** BEGIN Given information **
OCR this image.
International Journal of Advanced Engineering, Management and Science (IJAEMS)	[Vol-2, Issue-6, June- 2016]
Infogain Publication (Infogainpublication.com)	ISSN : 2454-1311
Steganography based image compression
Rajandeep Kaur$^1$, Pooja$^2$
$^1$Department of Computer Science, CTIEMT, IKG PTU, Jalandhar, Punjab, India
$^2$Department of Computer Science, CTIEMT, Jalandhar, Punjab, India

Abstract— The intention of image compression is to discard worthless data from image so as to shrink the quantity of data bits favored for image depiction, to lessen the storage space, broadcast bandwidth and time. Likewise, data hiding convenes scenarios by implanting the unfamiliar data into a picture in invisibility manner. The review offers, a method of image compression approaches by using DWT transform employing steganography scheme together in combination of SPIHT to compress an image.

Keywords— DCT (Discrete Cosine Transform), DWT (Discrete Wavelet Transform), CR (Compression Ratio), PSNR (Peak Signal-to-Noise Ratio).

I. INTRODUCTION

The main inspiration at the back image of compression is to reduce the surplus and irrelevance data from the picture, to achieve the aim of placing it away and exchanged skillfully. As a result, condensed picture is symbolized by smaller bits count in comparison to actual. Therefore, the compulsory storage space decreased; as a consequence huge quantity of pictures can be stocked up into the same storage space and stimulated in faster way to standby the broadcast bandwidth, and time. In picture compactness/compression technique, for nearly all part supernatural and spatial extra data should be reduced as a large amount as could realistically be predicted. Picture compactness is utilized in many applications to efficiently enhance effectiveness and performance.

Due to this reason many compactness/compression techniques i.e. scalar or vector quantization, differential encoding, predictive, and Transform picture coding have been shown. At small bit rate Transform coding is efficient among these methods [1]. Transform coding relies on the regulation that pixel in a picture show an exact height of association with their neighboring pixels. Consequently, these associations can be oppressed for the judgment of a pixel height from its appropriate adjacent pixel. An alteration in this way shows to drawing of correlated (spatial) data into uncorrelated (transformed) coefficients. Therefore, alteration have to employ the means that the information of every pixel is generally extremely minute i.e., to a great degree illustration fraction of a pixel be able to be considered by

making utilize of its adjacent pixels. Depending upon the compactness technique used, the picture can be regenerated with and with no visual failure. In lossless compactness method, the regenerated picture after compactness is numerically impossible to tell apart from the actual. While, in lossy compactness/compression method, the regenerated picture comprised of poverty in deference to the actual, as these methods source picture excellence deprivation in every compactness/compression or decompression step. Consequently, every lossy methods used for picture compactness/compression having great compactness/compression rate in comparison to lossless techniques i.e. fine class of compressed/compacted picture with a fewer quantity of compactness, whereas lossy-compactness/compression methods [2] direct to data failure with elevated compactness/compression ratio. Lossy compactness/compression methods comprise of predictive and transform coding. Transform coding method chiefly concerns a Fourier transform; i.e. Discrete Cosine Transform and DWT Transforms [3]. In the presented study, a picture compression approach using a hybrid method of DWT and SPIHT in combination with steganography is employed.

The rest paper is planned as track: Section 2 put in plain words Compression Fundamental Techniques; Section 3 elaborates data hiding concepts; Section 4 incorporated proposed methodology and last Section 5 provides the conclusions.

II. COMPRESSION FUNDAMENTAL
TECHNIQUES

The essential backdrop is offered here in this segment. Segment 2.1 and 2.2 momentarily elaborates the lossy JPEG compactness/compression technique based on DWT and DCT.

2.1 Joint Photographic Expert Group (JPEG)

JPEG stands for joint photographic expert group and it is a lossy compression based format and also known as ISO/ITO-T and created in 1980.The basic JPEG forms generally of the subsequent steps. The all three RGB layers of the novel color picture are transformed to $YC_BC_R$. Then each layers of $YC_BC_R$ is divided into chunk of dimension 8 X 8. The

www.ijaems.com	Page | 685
** END Given information **
Make an exact copy of the listing, including every line.

OCR this image.
International Journal of Advanced Engineering, Management and Science (IJAEMS)	[Vol-2, Issue-6, June- 2016]
Infogain Publication (Infogainpublication.com)	ISSN : 2454-1311
Steganography based image compression
Rajandeep Kaur$^1$, Pooja$^2$
$^1$Department of Computer Science, CTIEMT, IKG PTU, Jalandhar, Punjab, India
$^2$Department of Computer Science, CTIEMT, Jalandhar, Punjab, India

Abstract— The intention of image compression is to discard worthless data from image so as to shrink the quantity of data bits favored for image depiction, to lessen the storage space, broadcast bandwidth and time. Likewise, data hiding convenes scenarios by implanting the unfamiliar data into a picture in invisibility manner. The review offers, a method of image compression approaches by using DWT transform employing steganography scheme together in combination of SPIHT to compress an image.

Keywords— DCT (Discrete Cosine Transform), DWT (Discrete Wavelet Transform), CR (Compression Ratio), PSNR (Peak Signal-to-Noise Ratio).

I. INTRODUCTION

The main inspiration at the back image of compression is to reduce the surplus and irrelevance data from the picture, to achieve the aim of placing it away and exchanged skillfully. As a result, condensed picture is symbolized by smaller bits count in comparison to actual. Therefore, the compulsory storage space decreased; as a consequence huge quantity of pictures can be stocked up into the same storage space and stimulated in faster way to standby the broadcast bandwidth, and time. In picture compactness/compression technique, for nearly all part supernatural and spatial extra data should be reduced as a large amount as could realistically be predicted. Picture compactness is utilized in many applications to efficiently enhance effectiveness and performance.

Due to this reason many compactness/compression techniques i.e. scalar or vector quantization, differential encoding, predictive, and Transform picture coding have been shown. At small bit rate Transform coding is efficient among these methods [1]. Transform coding relies on the regulation that pixel in a picture show an exact height of association with their neighboring pixels. Consequently, these associations can be oppressed for the judgment of a pixel height from its appropriate adjacent pixel. An alteration in this way shows to drawing of correlated (spatial) data into uncorrelated (transformed) coefficients. Therefore, alteration have to employ the means that the information of every pixel is generally extremely minute i.e., to a great degree illustration fraction of a pixel be able to be considered by

making utilize of its adjacent pixels. Depending upon the compactness technique used, the picture can be regenerated with and with no visual failure. In lossless compactness method, the regenerated picture after compactness is numerically impossible to tell apart from the actual. While, in lossy compactness/compression method, the regenerated picture comprised of poverty in deference to the actual, as these methods source picture excellence deprivation in every compactness/compression or decompression step. Consequently, every lossy methods used for picture compactness/compression having great compactness/compression rate in comparison to lossless techniques i.e. fine class of compressed/compacted picture with a fewer quantity of compactness, whereas lossy-compactness/compression methods [2] direct to data failure with elevated compactness/compression ratio. Lossy compactness/compression methods comprise of predictive and transform coding. Transform coding method chiefly concerns a Fourier transform; i.e. Discrete Cosine Transform and DWT Transforms [3]. In the presented study, a picture compression approach using a hybrid method of DWT and SPIHT in combination with steganography is employed.

The rest paper is planned as track: Section 2 put in plain words Compression Fundamental Techniques; Section 3 elaborates data hiding concepts; Section 4 incorporated proposed methodology and last Section 5 provides the conclusions.

II. COMPRESSION FUNDAMENTAL
TECHNIQUES

The essential backdrop is offered here in this segment. Segment 2.1 and 2.2 momentarily elaborates the lossy JPEG compactness/compression technique based on DWT and DCT.

2.1 Joint Photographic Expert Group (JPEG)

JPEG stands for joint photographic expert group and it is a lossy compression based format and also known as ISO/ITO-T and created in 1980.The basic JPEG forms generally of the subsequent steps. The all three RGB layers of the novel color picture are transformed to $YC_BC_R$. Then each layers of $YC_BC_R$ is divided into chunk of dimension 8 X 8. The

www.ijaems.com	Page | 685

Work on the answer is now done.